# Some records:
>>

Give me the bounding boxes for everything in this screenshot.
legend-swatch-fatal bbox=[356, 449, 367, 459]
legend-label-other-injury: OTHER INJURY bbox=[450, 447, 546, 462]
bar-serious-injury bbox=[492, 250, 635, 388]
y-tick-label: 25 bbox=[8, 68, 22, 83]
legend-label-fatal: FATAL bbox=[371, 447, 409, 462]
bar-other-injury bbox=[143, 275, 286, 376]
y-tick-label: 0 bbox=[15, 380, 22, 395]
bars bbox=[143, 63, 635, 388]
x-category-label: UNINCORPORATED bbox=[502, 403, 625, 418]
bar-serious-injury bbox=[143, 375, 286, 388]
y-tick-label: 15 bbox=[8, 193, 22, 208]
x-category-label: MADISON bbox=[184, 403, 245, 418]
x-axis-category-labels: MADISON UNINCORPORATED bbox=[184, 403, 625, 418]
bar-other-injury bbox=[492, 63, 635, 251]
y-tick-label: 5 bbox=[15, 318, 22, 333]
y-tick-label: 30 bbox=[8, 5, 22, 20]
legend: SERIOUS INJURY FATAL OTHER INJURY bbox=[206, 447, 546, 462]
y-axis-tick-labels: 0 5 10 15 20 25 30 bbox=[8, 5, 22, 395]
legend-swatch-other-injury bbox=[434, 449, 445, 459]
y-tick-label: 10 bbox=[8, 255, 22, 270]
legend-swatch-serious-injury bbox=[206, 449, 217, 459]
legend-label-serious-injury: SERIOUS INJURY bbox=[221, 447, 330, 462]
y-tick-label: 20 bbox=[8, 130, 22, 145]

<<

# WHAT YOU HAVE TO DO:
Copy every line of the records above word for word.

# RESULT FOR THIS EXERCISE:
Give me the bounding boxes for everything in this screenshot.
legend-swatch-fatal bbox=[356, 449, 367, 459]
legend-label-other-injury: OTHER INJURY bbox=[450, 447, 546, 462]
bar-serious-injury bbox=[492, 250, 635, 388]
y-tick-label: 25 bbox=[8, 68, 22, 83]
legend-label-fatal: FATAL bbox=[371, 447, 409, 462]
bar-other-injury bbox=[143, 275, 286, 376]
y-tick-label: 0 bbox=[15, 380, 22, 395]
bars bbox=[143, 63, 635, 388]
x-category-label: UNINCORPORATED bbox=[502, 403, 625, 418]
bar-serious-injury bbox=[143, 375, 286, 388]
y-tick-label: 15 bbox=[8, 193, 22, 208]
x-category-label: MADISON bbox=[184, 403, 245, 418]
x-axis-category-labels: MADISON UNINCORPORATED bbox=[184, 403, 625, 418]
bar-other-injury bbox=[492, 63, 635, 251]
y-tick-label: 5 bbox=[15, 318, 22, 333]
y-tick-label: 30 bbox=[8, 5, 22, 20]
legend: SERIOUS INJURY FATAL OTHER INJURY bbox=[206, 447, 546, 462]
y-axis-tick-labels: 0 5 10 15 20 25 30 bbox=[8, 5, 22, 395]
legend-swatch-other-injury bbox=[434, 449, 445, 459]
y-tick-label: 10 bbox=[8, 255, 22, 270]
legend-swatch-serious-injury bbox=[206, 449, 217, 459]
legend-label-serious-injury: SERIOUS INJURY bbox=[221, 447, 330, 462]
y-tick-label: 20 bbox=[8, 130, 22, 145]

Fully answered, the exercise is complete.